- **Stated problem 1**
Answer these questions from the Round Table newsletter passage, one per line:
(a) Which issues of THE BROADSIDE did Jack Buchanan edit on a temporary basis?
(b) Who proposed a toast to Tom at the October dinner?
(c) Where did Frederick Cookinham earn his MA?
- **Stated problem 2**
Write the next few sentences of the Round Table newsletter passage, picking up after its final sentence.

- **Selected passage**
THE ROUND TABLE CARRIES ON
THE BROADSIDE resumes regular publication with this December 2017 issue. There was a two-page October issue, featuring Jack Buchanan’s moving tribute to Tom Fleming. Jack edited THE BROADSIDE’s April, June and October issues on a temporary basis after Tom’s health made it impossible for him to continue as editor.
Your new permanent editor, beginning with this issue, is Fred Cookinham, of Revolutionary War walking tour fame.
At the October dinner, Chairman Dave Jacobs proposed a toast to Tom, and a moment of silence for our friend, editor, Program Committee Chairman, and charter member. After almost fifty books published by Tom, it is sad to think that we will see no more from his busy pen.
The October dinner had a better turnout than the previous two.
A WORD FROM YOUR EDITOR ABOUT YOUR EDITOR
Frederick Cookinham, 63, got his BA in American History from Cortland State College in 1976. His MA is from Brooklyn College. He has given walking tours of Manhattan since 1996, while making his living as a proofreader at the Wall Street law firm of Cahill Gordon & Reindel. He is the author of two books that are mainly about Ayn Rand, but also about New York City and its architecture and public art, and about its role in the American Revolution. He lives in Woodside, Queens with his wife of sixteen years, Belen Negron Cookinham.

- **Dataset section**
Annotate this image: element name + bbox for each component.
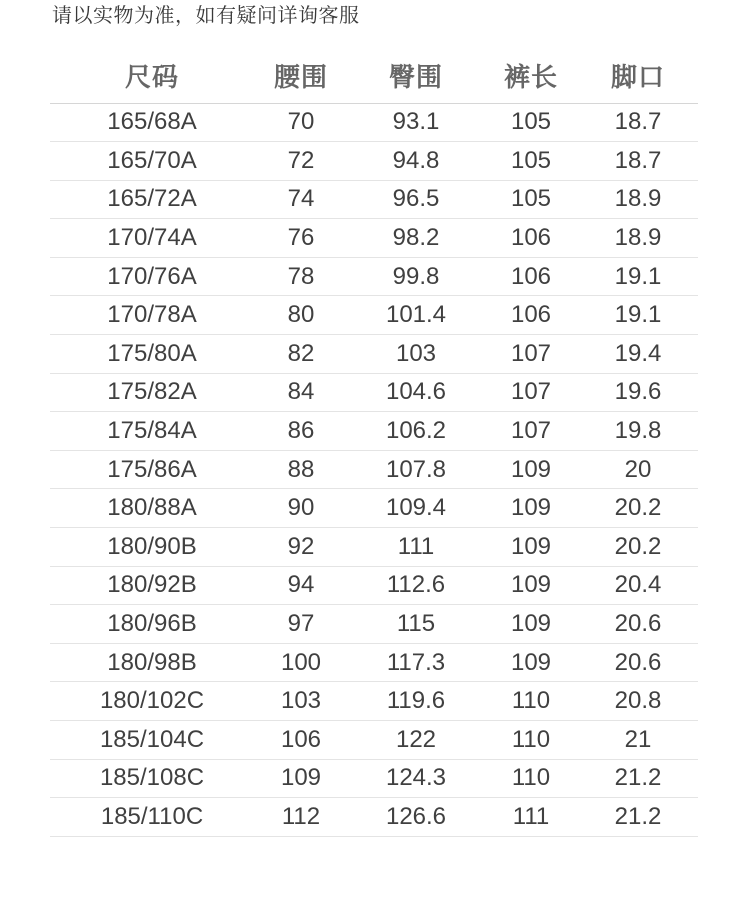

- **Final result 1**
(a) The April, June and October issues.
(b) Chairman Dave Jacobs.
(c) Brooklyn College.

- **Final result 2**
OCTOBER SPEAKER: TOM SHACHTMAN ON OUR FRENCH ALLIES
The speaker at the October dinner was Tom Shachtman, author of “How the French Saved America.” In his slide show talk, Mr. Shachtman demonstrated that premise in detail. He showed the contributions to American independence made by not only the well-known Lafayette, but those made by Beaumarchais, de Fleury, Duportail, Vergennes, D’Estaing, Rochambeau, De Grasse, Bougainville, and a Spaniard, Saavedra, and a Pole, Kosciusko. And many others. Some of these names might be new even to some Rev aficionados, or at least some of the stories connected to these names, but students new to the field will meet these characters for the first time and gain an appreciation of France’s role in the struggle from Shachtman’s book. “Role,” that is, but not a complete takeover. Some like to shake you up by claiming that the French won the whole war by themselves, while older generations of Americans may have leaned too far on the opposite side and failed to give France enough credit. A student who is just becoming aware of the controversy will benefit from a fully detailed book like this on the subject. What was France’s motivation in helping America? Did France and Congress treat each other fairly? And most importantly, how was all this connected with “The Marriage of Figaro”? Thus began our 2017-2018 season.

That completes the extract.